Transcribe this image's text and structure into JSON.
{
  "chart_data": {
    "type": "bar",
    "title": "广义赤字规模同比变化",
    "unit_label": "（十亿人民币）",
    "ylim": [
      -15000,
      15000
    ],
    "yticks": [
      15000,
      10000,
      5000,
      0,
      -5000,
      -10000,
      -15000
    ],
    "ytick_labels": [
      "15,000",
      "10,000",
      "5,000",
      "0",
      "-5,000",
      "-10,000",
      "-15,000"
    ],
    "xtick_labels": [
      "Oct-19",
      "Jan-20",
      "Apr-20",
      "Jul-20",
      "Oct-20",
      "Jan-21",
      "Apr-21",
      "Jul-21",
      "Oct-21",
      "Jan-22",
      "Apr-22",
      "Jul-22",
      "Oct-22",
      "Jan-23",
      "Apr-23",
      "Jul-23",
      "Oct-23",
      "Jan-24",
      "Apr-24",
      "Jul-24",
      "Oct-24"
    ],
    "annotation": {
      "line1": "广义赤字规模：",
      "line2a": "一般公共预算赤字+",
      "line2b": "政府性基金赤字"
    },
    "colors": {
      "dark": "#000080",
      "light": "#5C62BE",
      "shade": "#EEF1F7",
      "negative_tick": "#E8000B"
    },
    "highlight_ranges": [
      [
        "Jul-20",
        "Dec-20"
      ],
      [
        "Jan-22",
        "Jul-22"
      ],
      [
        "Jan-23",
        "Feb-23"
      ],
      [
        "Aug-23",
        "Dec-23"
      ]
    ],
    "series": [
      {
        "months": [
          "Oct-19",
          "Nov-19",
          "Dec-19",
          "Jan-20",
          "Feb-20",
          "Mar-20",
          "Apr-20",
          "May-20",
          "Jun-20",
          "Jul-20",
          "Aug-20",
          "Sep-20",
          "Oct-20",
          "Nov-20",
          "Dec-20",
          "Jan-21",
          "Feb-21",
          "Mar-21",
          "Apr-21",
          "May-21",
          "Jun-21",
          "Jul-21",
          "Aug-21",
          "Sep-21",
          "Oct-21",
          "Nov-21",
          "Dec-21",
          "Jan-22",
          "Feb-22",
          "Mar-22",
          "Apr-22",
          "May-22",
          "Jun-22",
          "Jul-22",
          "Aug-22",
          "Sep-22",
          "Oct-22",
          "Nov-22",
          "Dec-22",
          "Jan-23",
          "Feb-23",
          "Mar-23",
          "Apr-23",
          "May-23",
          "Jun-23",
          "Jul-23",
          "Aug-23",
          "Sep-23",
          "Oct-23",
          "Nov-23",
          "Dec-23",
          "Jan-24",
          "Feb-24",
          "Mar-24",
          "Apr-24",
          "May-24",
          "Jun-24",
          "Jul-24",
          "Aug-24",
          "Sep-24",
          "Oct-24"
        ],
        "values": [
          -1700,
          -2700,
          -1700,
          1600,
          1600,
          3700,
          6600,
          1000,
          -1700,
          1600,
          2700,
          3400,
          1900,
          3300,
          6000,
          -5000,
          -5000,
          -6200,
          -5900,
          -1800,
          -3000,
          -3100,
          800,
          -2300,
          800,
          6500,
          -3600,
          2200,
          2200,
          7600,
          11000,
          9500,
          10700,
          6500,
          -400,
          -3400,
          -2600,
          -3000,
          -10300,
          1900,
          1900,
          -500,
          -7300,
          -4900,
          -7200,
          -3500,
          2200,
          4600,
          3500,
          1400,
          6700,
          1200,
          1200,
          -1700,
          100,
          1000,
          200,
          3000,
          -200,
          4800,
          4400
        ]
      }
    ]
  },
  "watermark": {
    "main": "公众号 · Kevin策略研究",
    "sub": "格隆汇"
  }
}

__Requirements__: Go back to the listing above and please repeat it exactly.

__Written response__:
Transcribe this image's text and structure into JSON.
{
  "chart_data": {
    "type": "bar",
    "title": "广义赤字规模同比变化",
    "unit_label": "（十亿人民币）",
    "ylim": [
      -15000,
      15000
    ],
    "yticks": [
      15000,
      10000,
      5000,
      0,
      -5000,
      -10000,
      -15000
    ],
    "ytick_labels": [
      "15,000",
      "10,000",
      "5,000",
      "0",
      "-5,000",
      "-10,000",
      "-15,000"
    ],
    "xtick_labels": [
      "Oct-19",
      "Jan-20",
      "Apr-20",
      "Jul-20",
      "Oct-20",
      "Jan-21",
      "Apr-21",
      "Jul-21",
      "Oct-21",
      "Jan-22",
      "Apr-22",
      "Jul-22",
      "Oct-22",
      "Jan-23",
      "Apr-23",
      "Jul-23",
      "Oct-23",
      "Jan-24",
      "Apr-24",
      "Jul-24",
      "Oct-24"
    ],
    "annotation": {
      "line1": "广义赤字规模：",
      "line2a": "一般公共预算赤字+",
      "line2b": "政府性基金赤字"
    },
    "colors": {
      "dark": "#000080",
      "light": "#5C62BE",
      "shade": "#EEF1F7",
      "negative_tick": "#E8000B"
    },
    "highlight_ranges": [
      [
        "Jul-20",
        "Dec-20"
      ],
      [
        "Jan-22",
        "Jul-22"
      ],
      [
        "Jan-23",
        "Feb-23"
      ],
      [
        "Aug-23",
        "Dec-23"
      ]
    ],
    "series": [
      {
        "months": [
          "Oct-19",
          "Nov-19",
          "Dec-19",
          "Jan-20",
          "Feb-20",
          "Mar-20",
          "Apr-20",
          "May-20",
          "Jun-20",
          "Jul-20",
          "Aug-20",
          "Sep-20",
          "Oct-20",
          "Nov-20",
          "Dec-20",
          "Jan-21",
          "Feb-21",
          "Mar-21",
          "Apr-21",
          "May-21",
          "Jun-21",
          "Jul-21",
          "Aug-21",
          "Sep-21",
          "Oct-21",
          "Nov-21",
          "Dec-21",
          "Jan-22",
          "Feb-22",
          "Mar-22",
          "Apr-22",
          "May-22",
          "Jun-22",
          "Jul-22",
          "Aug-22",
          "Sep-22",
          "Oct-22",
          "Nov-22",
          "Dec-22",
          "Jan-23",
          "Feb-23",
          "Mar-23",
          "Apr-23",
          "May-23",
          "Jun-23",
          "Jul-23",
          "Aug-23",
          "Sep-23",
          "Oct-23",
          "Nov-23",
          "Dec-23",
          "Jan-24",
          "Feb-24",
          "Mar-24",
          "Apr-24",
          "May-24",
          "Jun-24",
          "Jul-24",
          "Aug-24",
          "Sep-24",
          "Oct-24"
        ],
        "values": [
          -1700,
          -2700,
          -1700,
          1600,
          1600,
          3700,
          6600,
          1000,
          -1700,
          1600,
          2700,
          3400,
          1900,
          3300,
          6000,
          -5000,
          -5000,
          -6200,
          -5900,
          -1800,
          -3000,
          -3100,
          800,
          -2300,
          800,
          6500,
          -3600,
          2200,
          2200,
          7600,
          11000,
          9500,
          10700,
          6500,
          -400,
          -3400,
          -2600,
          -3000,
          -10300,
          1900,
          1900,
          -500,
          -7300,
          -4900,
          -7200,
          -3500,
          2200,
          4600,
          3500,
          1400,
          6700,
          1200,
          1200,
          -1700,
          100,
          1000,
          200,
          3000,
          -200,
          4800,
          4400
        ]
      }
    ]
  },
  "watermark": {
    "main": "公众号 · Kevin策略研究",
    "sub": "格隆汇"
  }
}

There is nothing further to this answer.